• **Labeled region entries**
'''

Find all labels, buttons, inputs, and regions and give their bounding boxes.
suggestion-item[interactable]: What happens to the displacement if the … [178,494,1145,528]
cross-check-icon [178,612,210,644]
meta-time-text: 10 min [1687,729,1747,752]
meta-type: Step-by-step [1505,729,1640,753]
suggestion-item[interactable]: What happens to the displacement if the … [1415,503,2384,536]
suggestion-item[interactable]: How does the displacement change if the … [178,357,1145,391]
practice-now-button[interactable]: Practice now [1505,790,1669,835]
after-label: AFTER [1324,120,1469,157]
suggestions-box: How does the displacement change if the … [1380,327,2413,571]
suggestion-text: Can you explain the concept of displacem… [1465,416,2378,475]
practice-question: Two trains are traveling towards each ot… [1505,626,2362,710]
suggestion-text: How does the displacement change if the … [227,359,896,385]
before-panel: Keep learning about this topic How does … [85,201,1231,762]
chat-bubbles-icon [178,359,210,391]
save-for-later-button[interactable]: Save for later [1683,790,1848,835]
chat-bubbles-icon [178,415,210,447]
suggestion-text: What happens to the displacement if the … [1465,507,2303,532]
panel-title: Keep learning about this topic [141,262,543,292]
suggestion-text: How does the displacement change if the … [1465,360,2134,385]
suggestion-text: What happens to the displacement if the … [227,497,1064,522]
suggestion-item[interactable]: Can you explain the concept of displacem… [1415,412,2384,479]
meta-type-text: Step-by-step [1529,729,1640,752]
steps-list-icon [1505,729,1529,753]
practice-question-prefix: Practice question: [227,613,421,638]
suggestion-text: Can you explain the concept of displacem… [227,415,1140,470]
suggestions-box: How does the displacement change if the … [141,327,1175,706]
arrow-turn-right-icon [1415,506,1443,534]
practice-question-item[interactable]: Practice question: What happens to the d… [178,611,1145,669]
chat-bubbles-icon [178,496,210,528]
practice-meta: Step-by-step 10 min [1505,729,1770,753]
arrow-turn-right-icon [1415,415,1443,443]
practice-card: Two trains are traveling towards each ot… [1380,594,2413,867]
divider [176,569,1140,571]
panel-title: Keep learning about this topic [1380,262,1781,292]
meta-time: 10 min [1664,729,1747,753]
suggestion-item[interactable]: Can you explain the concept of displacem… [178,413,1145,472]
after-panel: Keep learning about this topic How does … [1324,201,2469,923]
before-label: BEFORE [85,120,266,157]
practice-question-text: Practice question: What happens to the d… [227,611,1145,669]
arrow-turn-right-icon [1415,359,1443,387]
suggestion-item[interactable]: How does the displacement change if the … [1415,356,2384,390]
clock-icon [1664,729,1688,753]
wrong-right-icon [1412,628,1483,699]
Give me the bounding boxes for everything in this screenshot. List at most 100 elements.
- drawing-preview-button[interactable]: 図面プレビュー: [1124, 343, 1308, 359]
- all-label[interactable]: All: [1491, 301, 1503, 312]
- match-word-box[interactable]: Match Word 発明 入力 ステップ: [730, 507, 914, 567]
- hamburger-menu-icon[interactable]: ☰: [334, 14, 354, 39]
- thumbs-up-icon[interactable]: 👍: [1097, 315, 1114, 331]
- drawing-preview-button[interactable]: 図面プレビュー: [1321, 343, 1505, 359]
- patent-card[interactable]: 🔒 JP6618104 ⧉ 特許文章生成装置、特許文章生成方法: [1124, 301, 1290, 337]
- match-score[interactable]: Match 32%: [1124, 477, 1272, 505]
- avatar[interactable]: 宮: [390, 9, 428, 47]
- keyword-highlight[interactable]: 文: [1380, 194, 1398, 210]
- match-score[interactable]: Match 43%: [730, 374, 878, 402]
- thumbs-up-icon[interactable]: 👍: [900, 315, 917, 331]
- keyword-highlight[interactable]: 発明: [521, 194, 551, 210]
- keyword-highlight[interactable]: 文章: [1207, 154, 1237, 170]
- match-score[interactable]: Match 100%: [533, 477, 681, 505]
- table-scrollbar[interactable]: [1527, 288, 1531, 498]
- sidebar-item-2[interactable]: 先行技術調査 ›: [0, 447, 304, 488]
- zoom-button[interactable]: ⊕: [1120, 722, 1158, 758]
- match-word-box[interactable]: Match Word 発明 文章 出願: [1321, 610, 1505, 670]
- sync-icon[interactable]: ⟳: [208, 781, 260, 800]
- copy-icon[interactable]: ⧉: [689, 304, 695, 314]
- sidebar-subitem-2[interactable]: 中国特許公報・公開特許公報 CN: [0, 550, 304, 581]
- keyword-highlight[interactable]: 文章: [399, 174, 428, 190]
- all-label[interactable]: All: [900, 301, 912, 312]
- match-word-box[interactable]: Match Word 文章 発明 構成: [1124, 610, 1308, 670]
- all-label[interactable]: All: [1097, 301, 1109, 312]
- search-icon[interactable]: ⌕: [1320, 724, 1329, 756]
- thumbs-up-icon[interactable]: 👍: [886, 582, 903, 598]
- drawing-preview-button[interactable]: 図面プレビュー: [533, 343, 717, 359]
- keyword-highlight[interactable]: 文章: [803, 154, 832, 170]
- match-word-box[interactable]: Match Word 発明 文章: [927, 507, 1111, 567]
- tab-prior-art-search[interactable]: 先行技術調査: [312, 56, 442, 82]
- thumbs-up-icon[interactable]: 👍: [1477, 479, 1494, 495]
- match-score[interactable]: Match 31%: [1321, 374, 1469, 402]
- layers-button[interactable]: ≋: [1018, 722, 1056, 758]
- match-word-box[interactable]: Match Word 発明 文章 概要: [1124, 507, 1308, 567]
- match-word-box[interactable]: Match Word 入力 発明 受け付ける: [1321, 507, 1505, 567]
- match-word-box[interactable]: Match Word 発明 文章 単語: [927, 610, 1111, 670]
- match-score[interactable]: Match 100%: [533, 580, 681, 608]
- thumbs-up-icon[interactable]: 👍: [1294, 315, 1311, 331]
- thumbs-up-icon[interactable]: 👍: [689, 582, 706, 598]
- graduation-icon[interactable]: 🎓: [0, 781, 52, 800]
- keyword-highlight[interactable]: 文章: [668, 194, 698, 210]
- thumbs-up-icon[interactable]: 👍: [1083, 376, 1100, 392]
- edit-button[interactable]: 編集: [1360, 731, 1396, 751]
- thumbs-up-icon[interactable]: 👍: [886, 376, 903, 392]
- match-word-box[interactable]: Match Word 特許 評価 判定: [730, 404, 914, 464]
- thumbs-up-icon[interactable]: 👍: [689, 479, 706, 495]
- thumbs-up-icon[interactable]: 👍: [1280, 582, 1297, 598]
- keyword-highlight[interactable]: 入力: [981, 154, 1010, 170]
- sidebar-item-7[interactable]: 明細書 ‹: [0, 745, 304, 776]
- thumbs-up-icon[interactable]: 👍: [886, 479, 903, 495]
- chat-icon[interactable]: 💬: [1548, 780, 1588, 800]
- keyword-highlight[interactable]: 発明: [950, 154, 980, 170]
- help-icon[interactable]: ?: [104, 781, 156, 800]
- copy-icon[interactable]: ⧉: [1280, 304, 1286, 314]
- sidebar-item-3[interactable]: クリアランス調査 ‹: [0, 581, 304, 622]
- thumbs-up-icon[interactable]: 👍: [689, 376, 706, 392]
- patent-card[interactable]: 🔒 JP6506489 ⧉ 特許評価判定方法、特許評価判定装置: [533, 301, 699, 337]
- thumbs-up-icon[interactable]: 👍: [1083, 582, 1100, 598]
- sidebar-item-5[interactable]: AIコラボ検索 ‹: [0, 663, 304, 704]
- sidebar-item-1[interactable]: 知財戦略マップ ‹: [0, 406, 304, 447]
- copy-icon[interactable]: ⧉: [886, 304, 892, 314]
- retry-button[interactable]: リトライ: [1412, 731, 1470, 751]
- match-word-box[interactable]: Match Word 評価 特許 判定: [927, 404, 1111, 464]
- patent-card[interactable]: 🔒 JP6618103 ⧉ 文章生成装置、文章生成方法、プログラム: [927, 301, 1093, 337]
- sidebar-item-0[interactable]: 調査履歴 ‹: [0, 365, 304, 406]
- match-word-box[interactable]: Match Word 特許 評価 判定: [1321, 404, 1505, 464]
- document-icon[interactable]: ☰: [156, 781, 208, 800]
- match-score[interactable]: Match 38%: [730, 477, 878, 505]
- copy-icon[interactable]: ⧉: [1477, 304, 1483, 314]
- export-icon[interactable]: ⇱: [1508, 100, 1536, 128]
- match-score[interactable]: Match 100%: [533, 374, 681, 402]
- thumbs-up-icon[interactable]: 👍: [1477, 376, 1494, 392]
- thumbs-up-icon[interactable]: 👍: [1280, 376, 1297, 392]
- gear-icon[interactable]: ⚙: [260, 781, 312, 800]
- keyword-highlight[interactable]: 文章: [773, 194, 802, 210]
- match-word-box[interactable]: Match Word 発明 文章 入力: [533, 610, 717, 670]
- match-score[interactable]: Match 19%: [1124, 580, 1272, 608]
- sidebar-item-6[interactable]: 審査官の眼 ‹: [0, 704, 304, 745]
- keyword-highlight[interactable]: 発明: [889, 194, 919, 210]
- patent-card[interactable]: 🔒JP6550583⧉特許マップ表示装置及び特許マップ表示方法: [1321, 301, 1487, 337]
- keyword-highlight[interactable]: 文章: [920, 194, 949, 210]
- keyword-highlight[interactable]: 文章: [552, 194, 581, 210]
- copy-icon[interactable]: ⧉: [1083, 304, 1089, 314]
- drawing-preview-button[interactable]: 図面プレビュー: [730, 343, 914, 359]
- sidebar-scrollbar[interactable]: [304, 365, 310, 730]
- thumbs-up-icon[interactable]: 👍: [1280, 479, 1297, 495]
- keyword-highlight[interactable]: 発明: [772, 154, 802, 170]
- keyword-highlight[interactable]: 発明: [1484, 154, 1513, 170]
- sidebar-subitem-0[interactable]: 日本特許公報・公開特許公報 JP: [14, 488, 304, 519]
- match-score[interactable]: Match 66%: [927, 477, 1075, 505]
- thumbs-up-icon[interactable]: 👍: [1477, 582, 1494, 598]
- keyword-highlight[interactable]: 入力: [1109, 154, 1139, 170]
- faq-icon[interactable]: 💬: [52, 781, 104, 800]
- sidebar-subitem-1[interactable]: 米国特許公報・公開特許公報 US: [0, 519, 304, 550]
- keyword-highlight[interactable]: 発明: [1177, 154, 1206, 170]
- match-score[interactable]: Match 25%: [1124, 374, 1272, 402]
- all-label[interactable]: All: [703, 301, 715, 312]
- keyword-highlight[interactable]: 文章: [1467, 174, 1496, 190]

'''

• **Given request**
Copy out every line of the records that contains the string "before". Matching is case-sensitive, so uppercase and lowercase letters count as different.

• **Answer for this exercise**
before-panel: Keep learning about this topic How does … [85,201,1231,762]
before-label: BEFORE [85,120,266,157]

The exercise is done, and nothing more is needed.